Task prompt: Scan the records for the string "CURSO"; copy each line where it occurs.

=== Information provided ===

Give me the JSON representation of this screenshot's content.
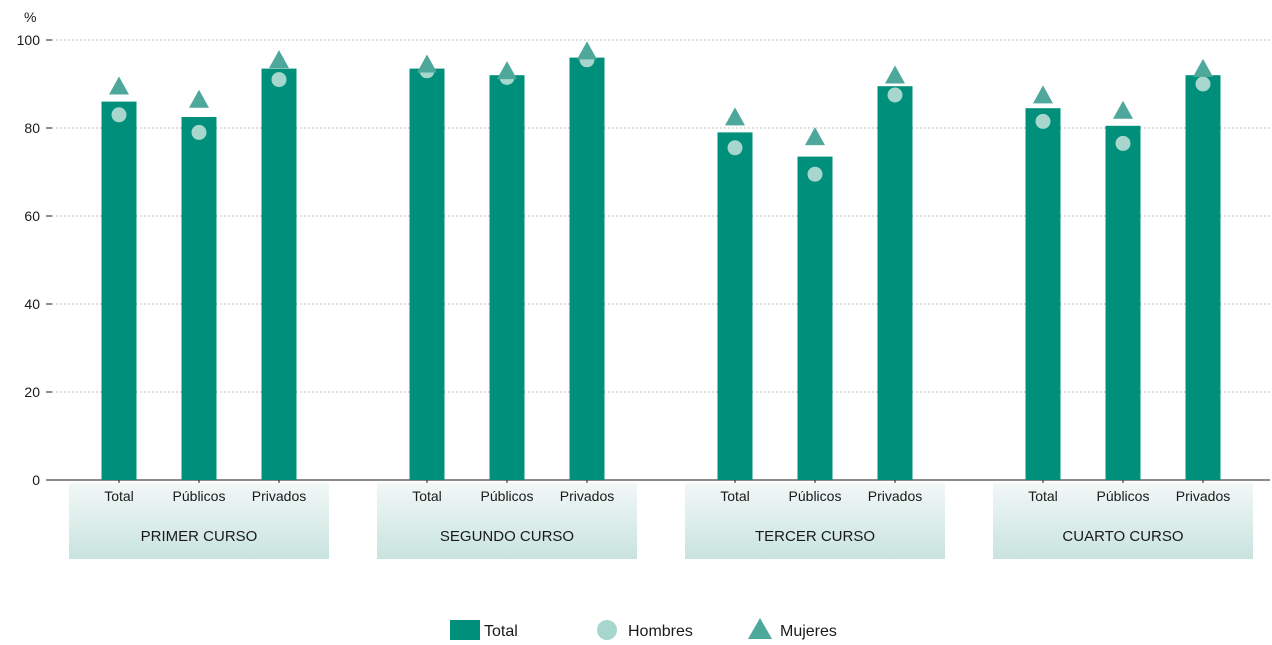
{
  "colors": {
    "total": "#008f7a",
    "hombres": "#a6d6cd",
    "mujeres": "#4ea79b",
    "group_band_top": "#f2f8f7",
    "group_band_bottom": "#c8e3de",
    "grid": "#b0b0b0"
  },
  "chart_data": {
    "type": "bar",
    "ylabel": "%",
    "ylim": [
      0,
      100
    ],
    "yticks": [
      0,
      20,
      40,
      60,
      80,
      100
    ],
    "grid": true,
    "legend_position": "bottom-center",
    "groups": [
      {
        "label": "PRIMER CURSO",
        "categories": [
          "Total",
          "Públicos",
          "Privados"
        ]
      },
      {
        "label": "SEGUNDO CURSO",
        "categories": [
          "Total",
          "Públicos",
          "Privados"
        ]
      },
      {
        "label": "TERCER CURSO",
        "categories": [
          "Total",
          "Públicos",
          "Privados"
        ]
      },
      {
        "label": "CUARTO CURSO",
        "categories": [
          "Total",
          "Públicos",
          "Privados"
        ]
      }
    ],
    "series": [
      {
        "name": "Total",
        "mark": "bar",
        "values": [
          86,
          82.5,
          93.5,
          93.5,
          92,
          96,
          79,
          73.5,
          89.5,
          84.5,
          80.5,
          92
        ]
      },
      {
        "name": "Hombres",
        "mark": "circle",
        "values": [
          83,
          79,
          91,
          93,
          91.5,
          95.5,
          75.5,
          69.5,
          87.5,
          81.5,
          76.5,
          90
        ]
      },
      {
        "name": "Mujeres",
        "mark": "triangle",
        "values": [
          89,
          86,
          95,
          94,
          92.5,
          97,
          82,
          77.5,
          91.5,
          87,
          83.5,
          93
        ]
      }
    ]
  }
}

===

Result of the exercise:
        "label": "PRIMER CURSO",
        "label": "SEGUNDO CURSO",
        "label": "TERCER CURSO",
        "label": "CUARTO CURSO",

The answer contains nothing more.